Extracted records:
☆ ☆ ☆

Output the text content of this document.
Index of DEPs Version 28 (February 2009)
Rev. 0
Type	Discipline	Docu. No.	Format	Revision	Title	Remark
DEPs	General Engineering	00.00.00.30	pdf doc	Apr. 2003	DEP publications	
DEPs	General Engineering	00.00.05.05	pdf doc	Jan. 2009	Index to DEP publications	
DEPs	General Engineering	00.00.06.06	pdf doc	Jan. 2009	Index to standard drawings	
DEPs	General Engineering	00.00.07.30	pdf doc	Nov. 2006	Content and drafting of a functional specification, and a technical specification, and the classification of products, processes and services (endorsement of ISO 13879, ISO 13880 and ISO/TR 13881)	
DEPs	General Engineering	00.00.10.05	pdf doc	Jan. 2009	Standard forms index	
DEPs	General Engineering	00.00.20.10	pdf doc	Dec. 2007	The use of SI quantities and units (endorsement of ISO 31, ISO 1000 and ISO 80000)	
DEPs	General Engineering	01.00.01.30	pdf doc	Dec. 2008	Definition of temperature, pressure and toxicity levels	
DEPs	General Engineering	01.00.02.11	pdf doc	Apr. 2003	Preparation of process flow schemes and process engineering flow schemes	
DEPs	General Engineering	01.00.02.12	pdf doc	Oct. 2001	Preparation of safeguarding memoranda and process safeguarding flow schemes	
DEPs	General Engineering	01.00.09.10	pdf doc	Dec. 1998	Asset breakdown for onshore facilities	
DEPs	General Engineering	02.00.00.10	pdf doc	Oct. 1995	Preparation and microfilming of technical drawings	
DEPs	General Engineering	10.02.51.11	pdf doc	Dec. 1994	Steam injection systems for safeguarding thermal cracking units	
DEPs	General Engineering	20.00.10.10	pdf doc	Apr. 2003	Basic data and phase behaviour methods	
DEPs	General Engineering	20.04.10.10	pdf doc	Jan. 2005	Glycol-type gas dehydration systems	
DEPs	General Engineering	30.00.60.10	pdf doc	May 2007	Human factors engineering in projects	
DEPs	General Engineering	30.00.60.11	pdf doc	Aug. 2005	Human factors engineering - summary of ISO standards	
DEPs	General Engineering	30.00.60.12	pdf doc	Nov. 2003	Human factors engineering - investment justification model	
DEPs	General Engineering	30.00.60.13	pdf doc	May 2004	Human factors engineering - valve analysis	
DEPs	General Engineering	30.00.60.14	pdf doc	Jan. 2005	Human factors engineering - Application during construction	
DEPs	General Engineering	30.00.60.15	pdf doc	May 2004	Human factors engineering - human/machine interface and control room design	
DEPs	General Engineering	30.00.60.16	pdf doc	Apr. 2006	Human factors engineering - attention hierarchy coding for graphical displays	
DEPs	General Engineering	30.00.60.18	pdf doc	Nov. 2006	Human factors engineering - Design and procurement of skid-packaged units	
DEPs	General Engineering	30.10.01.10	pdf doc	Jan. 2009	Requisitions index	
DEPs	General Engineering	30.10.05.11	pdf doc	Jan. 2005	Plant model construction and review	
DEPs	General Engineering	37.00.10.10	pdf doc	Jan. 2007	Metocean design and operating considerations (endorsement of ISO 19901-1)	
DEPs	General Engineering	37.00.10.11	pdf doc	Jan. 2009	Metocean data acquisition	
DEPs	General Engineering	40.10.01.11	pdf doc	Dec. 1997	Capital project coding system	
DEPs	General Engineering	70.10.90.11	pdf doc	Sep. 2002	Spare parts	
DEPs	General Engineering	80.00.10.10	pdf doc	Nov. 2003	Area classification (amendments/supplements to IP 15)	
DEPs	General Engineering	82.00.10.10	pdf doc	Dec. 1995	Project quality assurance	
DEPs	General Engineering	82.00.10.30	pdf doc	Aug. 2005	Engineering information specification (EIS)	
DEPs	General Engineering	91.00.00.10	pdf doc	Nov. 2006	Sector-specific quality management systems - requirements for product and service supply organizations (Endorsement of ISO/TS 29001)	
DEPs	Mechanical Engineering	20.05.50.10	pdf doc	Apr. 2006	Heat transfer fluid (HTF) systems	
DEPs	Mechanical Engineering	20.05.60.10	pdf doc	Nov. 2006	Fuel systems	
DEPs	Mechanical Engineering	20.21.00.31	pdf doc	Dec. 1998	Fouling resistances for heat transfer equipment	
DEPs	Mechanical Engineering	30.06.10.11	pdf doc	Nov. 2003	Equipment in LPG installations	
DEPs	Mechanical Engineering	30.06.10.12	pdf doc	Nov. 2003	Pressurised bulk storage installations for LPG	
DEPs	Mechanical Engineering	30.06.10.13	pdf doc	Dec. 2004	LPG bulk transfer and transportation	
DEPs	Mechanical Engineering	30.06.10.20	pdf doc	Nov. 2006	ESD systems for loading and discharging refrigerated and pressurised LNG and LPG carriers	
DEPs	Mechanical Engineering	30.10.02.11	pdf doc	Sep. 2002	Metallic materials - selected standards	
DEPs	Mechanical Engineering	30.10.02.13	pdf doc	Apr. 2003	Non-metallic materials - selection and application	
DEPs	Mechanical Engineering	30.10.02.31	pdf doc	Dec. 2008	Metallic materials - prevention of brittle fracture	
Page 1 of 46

☆ ☆ ☆

→ **WHAT TO PRODUCE**:
The records above must be repeated exactly, every one of them.

→ **THE RESPONSE**:
Output the text content of this document.
Index of DEPs Version 28 (February 2009)
Rev. 0
Type	Discipline	Docu. No.	Format	Revision	Title	Remark
DEPs	General Engineering	00.00.00.30	pdf doc	Apr. 2003	DEP publications	
DEPs	General Engineering	00.00.05.05	pdf doc	Jan. 2009	Index to DEP publications	
DEPs	General Engineering	00.00.06.06	pdf doc	Jan. 2009	Index to standard drawings	
DEPs	General Engineering	00.00.07.30	pdf doc	Nov. 2006	Content and drafting of a functional specification, and a technical specification, and the classification of products, processes and services (endorsement of ISO 13879, ISO 13880 and ISO/TR 13881)	
DEPs	General Engineering	00.00.10.05	pdf doc	Jan. 2009	Standard forms index	
DEPs	General Engineering	00.00.20.10	pdf doc	Dec. 2007	The use of SI quantities and units (endorsement of ISO 31, ISO 1000 and ISO 80000)	
DEPs	General Engineering	01.00.01.30	pdf doc	Dec. 2008	Definition of temperature, pressure and toxicity levels	
DEPs	General Engineering	01.00.02.11	pdf doc	Apr. 2003	Preparation of process flow schemes and process engineering flow schemes	
DEPs	General Engineering	01.00.02.12	pdf doc	Oct. 2001	Preparation of safeguarding memoranda and process safeguarding flow schemes	
DEPs	General Engineering	01.00.09.10	pdf doc	Dec. 1998	Asset breakdown for onshore facilities	
DEPs	General Engineering	02.00.00.10	pdf doc	Oct. 1995	Preparation and microfilming of technical drawings	
DEPs	General Engineering	10.02.51.11	pdf doc	Dec. 1994	Steam injection systems for safeguarding thermal cracking units	
DEPs	General Engineering	20.00.10.10	pdf doc	Apr. 2003	Basic data and phase behaviour methods	
DEPs	General Engineering	20.04.10.10	pdf doc	Jan. 2005	Glycol-type gas dehydration systems	
DEPs	General Engineering	30.00.60.10	pdf doc	May 2007	Human factors engineering in projects	
DEPs	General Engineering	30.00.60.11	pdf doc	Aug. 2005	Human factors engineering - summary of ISO standards	
DEPs	General Engineering	30.00.60.12	pdf doc	Nov. 2003	Human factors engineering - investment justification model	
DEPs	General Engineering	30.00.60.13	pdf doc	May 2004	Human factors engineering - valve analysis	
DEPs	General Engineering	30.00.60.14	pdf doc	Jan. 2005	Human factors engineering - Application during construction	
DEPs	General Engineering	30.00.60.15	pdf doc	May 2004	Human factors engineering - human/machine interface and control room design	
DEPs	General Engineering	30.00.60.16	pdf doc	Apr. 2006	Human factors engineering - attention hierarchy coding for graphical displays	
DEPs	General Engineering	30.00.60.18	pdf doc	Nov. 2006	Human factors engineering - Design and procurement of skid-packaged units	
DEPs	General Engineering	30.10.01.10	pdf doc	Jan. 2009	Requisitions index	
DEPs	General Engineering	30.10.05.11	pdf doc	Jan. 2005	Plant model construction and review	
DEPs	General Engineering	37.00.10.10	pdf doc	Jan. 2007	Metocean design and operating considerations (endorsement of ISO 19901-1)	
DEPs	General Engineering	37.00.10.11	pdf doc	Jan. 2009	Metocean data acquisition	
DEPs	General Engineering	40.10.01.11	pdf doc	Dec. 1997	Capital project coding system	
DEPs	General Engineering	70.10.90.11	pdf doc	Sep. 2002	Spare parts	
DEPs	General Engineering	80.00.10.10	pdf doc	Nov. 2003	Area classification (amendments/supplements to IP 15)	
DEPs	General Engineering	82.00.10.10	pdf doc	Dec. 1995	Project quality assurance	
DEPs	General Engineering	82.00.10.30	pdf doc	Aug. 2005	Engineering information specification (EIS)	
DEPs	General Engineering	91.00.00.10	pdf doc	Nov. 2006	Sector-specific quality management systems - requirements for product and service supply organizations (Endorsement of ISO/TS 29001)	
DEPs	Mechanical Engineering	20.05.50.10	pdf doc	Apr. 2006	Heat transfer fluid (HTF) systems	
DEPs	Mechanical Engineering	20.05.60.10	pdf doc	Nov. 2006	Fuel systems	
DEPs	Mechanical Engineering	20.21.00.31	pdf doc	Dec. 1998	Fouling resistances for heat transfer equipment	
DEPs	Mechanical Engineering	30.06.10.11	pdf doc	Nov. 2003	Equipment in LPG installations	
DEPs	Mechanical Engineering	30.06.10.12	pdf doc	Nov. 2003	Pressurised bulk storage installations for LPG	
DEPs	Mechanical Engineering	30.06.10.13	pdf doc	Dec. 2004	LPG bulk transfer and transportation	
DEPs	Mechanical Engineering	30.06.10.20	pdf doc	Nov. 2006	ESD systems for loading and discharging refrigerated and pressurised LNG and LPG carriers	
DEPs	Mechanical Engineering	30.10.02.11	pdf doc	Sep. 2002	Metallic materials - selected standards	
DEPs	Mechanical Engineering	30.10.02.13	pdf doc	Apr. 2003	Non-metallic materials - selection and application	
DEPs	Mechanical Engineering	30.10.02.31	pdf doc	Dec. 2008	Metallic materials - prevention of brittle fracture	
Page 1 of 46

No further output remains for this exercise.